### Information
━━━━
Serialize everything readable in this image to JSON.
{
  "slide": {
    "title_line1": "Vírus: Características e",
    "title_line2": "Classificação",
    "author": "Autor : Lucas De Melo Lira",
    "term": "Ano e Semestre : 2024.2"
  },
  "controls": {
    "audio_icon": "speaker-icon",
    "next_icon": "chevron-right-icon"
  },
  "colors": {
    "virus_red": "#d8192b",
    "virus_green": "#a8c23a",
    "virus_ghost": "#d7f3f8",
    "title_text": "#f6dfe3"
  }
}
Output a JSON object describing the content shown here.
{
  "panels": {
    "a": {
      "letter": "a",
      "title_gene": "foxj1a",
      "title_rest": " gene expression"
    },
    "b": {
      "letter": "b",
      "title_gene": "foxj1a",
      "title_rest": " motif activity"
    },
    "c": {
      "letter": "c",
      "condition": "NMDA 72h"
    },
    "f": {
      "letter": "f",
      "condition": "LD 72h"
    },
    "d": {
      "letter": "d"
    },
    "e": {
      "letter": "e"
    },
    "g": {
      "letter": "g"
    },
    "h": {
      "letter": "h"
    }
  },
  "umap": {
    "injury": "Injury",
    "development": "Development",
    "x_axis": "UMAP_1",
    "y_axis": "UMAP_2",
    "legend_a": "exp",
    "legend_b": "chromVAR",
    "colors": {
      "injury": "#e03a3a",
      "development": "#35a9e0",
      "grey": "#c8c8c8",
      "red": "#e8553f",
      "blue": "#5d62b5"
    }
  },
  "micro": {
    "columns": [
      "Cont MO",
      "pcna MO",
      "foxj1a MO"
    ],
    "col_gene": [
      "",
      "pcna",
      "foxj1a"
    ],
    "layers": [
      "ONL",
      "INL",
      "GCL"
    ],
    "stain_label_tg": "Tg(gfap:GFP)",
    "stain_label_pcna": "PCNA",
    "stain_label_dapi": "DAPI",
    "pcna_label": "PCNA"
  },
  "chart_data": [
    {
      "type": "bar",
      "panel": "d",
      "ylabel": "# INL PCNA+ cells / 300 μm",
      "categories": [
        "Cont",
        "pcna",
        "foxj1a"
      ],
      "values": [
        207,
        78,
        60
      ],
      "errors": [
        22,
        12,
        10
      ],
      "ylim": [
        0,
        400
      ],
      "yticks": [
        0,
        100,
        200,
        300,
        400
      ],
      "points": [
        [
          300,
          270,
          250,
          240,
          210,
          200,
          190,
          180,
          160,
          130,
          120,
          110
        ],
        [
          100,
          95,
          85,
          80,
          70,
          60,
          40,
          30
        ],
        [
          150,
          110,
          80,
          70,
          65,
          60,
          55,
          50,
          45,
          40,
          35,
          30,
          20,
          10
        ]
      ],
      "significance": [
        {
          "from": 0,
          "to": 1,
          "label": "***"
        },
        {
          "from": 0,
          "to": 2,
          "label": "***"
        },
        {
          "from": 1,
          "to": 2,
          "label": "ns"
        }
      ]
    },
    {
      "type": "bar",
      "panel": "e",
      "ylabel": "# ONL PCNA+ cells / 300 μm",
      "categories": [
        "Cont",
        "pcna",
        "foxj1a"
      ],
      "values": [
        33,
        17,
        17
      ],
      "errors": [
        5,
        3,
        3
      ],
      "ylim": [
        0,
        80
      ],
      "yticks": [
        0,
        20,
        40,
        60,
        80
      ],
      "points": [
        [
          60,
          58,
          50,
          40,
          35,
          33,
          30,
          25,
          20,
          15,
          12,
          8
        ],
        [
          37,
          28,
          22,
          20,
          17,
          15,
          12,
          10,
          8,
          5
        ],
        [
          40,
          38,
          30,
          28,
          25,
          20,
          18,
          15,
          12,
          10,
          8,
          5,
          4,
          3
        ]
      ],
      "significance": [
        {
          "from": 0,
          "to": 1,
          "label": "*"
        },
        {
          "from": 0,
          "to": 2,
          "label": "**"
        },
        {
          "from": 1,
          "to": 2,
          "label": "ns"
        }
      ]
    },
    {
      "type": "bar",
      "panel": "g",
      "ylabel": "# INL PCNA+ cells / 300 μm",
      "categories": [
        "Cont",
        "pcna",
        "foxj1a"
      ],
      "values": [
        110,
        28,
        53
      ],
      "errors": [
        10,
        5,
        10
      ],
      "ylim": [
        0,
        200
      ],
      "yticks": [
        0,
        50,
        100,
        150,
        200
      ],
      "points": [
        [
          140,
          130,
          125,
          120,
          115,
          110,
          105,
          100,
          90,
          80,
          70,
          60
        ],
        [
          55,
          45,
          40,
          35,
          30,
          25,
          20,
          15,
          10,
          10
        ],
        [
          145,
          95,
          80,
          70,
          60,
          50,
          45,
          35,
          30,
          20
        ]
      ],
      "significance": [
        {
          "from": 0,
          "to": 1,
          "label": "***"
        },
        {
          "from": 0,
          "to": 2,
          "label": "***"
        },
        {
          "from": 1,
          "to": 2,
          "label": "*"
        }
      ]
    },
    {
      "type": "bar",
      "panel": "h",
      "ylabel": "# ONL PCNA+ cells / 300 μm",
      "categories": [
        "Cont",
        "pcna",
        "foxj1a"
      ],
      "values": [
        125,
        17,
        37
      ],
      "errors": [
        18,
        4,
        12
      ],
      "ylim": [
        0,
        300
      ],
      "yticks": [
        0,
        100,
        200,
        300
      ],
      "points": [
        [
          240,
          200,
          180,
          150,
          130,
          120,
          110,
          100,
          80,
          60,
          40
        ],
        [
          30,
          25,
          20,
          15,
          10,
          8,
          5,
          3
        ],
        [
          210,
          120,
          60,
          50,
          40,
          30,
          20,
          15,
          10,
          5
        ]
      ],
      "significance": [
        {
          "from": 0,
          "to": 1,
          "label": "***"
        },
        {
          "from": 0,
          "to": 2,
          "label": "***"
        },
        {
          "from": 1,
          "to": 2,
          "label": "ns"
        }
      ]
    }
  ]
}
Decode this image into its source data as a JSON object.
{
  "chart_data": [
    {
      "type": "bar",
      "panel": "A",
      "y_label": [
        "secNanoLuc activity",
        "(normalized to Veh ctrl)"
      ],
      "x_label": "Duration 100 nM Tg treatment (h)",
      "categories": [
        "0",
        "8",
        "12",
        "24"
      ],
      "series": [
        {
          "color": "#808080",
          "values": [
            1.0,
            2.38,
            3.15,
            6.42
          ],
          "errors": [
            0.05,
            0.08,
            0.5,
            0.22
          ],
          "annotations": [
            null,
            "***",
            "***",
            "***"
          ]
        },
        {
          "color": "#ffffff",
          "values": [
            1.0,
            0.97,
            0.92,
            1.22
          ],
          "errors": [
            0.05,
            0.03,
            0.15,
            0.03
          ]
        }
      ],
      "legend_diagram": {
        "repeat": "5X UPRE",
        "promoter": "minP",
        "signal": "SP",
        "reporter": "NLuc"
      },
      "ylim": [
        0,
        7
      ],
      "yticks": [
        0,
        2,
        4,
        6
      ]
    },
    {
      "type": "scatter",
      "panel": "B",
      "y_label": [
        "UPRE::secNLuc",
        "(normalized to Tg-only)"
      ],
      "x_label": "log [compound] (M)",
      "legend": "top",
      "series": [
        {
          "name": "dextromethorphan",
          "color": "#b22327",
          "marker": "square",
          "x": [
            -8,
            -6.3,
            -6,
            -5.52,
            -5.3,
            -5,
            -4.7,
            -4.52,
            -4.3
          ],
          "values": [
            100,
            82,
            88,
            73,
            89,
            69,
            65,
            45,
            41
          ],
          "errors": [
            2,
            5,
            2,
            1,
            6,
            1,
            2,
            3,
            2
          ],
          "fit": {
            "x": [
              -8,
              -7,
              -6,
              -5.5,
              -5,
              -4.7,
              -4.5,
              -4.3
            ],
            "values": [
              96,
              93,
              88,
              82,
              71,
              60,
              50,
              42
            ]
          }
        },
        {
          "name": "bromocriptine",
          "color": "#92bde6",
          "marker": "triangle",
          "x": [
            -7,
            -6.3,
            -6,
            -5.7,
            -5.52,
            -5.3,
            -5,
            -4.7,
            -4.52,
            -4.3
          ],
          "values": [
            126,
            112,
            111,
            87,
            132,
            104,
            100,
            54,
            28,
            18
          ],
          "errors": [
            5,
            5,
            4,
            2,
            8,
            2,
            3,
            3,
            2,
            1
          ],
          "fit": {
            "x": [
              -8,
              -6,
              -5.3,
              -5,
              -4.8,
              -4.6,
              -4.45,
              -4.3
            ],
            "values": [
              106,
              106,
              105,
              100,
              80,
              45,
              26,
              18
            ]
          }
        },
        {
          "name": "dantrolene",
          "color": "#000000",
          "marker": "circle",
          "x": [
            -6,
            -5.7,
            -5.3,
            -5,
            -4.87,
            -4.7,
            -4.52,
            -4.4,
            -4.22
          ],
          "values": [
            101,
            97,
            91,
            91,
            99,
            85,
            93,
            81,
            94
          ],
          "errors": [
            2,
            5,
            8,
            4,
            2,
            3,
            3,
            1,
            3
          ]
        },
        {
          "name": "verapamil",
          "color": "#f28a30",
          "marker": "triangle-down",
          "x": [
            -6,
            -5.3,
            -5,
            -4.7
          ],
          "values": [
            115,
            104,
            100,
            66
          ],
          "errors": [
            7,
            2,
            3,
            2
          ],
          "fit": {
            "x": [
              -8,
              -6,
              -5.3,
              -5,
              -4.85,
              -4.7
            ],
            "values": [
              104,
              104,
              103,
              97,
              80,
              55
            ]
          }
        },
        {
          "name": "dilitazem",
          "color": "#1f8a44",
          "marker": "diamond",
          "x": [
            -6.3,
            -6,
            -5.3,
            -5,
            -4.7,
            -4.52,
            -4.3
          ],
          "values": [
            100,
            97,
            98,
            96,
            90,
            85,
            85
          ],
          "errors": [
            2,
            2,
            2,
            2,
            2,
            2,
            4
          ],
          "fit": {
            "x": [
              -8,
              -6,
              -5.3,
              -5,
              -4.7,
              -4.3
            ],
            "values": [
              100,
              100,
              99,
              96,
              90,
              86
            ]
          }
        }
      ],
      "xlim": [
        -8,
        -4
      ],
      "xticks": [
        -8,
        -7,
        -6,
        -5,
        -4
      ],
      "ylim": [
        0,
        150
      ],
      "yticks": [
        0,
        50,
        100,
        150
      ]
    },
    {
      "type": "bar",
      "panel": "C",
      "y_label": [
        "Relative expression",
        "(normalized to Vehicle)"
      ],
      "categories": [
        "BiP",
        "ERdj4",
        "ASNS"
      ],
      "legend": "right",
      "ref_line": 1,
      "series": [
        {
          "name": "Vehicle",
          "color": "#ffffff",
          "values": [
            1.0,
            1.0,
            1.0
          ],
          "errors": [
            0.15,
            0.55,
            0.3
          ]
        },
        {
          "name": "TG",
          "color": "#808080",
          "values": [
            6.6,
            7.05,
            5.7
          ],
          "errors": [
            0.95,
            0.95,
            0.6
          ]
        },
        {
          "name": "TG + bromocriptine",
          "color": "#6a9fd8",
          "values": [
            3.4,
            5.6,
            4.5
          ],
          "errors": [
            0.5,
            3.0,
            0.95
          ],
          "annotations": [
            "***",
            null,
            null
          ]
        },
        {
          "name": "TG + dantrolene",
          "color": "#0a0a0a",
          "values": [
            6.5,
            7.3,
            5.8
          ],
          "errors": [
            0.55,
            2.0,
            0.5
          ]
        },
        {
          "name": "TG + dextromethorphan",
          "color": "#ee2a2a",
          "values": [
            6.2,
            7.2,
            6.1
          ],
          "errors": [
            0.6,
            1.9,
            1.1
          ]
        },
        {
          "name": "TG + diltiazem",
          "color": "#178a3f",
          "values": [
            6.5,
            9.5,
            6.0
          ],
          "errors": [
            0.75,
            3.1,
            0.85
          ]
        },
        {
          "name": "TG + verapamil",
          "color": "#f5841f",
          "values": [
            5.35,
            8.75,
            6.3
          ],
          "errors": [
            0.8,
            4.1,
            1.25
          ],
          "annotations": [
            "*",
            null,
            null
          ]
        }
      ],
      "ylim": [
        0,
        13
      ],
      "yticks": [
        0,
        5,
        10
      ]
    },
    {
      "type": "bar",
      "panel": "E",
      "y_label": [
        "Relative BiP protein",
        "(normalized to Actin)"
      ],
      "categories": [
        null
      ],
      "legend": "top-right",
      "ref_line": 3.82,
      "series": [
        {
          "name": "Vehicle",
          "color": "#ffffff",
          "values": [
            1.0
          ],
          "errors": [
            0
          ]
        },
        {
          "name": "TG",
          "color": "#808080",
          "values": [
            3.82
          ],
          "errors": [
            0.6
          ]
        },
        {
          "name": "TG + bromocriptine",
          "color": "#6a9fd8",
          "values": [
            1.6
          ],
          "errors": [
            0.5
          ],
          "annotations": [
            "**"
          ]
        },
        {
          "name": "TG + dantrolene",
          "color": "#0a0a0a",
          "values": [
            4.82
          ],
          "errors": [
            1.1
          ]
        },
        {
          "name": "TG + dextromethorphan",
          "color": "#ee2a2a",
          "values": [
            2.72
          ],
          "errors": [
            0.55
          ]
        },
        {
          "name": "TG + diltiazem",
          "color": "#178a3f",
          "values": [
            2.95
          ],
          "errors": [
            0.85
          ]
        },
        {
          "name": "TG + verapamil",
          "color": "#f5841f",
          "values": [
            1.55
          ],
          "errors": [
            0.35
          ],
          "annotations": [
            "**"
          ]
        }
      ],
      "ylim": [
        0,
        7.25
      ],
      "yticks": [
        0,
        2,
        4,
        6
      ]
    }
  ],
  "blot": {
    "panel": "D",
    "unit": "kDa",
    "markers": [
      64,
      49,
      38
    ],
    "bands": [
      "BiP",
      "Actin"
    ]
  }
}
━━━━
### Task requirements
Search the records above for "letter" and copy every line that has it.

### Solution below
      "letter": "a",
      "letter": "b",
      "letter": "c",
      "letter": "f",
      "letter": "d"
      "letter": "e"
      "letter": "g"
      "letter": "h"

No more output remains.